- _Task directions_
Locate each line holding the string "backlash" and copy it.

===

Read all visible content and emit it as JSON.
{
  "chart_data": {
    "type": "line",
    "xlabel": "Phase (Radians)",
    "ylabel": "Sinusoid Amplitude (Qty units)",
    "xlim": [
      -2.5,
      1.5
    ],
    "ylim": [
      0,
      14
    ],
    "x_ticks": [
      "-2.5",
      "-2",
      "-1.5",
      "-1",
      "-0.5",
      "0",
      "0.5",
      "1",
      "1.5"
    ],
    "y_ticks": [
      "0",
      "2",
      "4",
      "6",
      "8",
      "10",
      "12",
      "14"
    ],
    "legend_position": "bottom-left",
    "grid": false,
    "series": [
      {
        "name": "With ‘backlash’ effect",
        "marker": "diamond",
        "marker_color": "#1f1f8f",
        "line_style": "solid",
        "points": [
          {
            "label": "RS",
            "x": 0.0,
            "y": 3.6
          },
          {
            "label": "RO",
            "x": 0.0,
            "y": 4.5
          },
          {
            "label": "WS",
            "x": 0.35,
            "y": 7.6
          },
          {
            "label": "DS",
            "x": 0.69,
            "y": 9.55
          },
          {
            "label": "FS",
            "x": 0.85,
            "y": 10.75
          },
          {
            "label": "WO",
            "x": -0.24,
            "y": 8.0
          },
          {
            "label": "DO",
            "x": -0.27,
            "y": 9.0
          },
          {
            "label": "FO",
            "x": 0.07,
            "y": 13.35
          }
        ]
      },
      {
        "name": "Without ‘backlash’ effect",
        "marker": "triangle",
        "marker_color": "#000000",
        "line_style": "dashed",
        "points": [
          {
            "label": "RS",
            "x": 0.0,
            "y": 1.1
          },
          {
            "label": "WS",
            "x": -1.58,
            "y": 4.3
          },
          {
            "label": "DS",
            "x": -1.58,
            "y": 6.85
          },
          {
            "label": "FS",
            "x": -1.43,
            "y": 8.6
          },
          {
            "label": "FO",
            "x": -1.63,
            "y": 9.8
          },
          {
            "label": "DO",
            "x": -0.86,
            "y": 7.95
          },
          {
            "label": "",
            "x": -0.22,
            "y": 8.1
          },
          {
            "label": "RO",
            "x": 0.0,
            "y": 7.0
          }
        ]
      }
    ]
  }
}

===

- _The answer_
        "name": "With ‘backlash’ effect",
        "name": "Without ‘backlash’ effect",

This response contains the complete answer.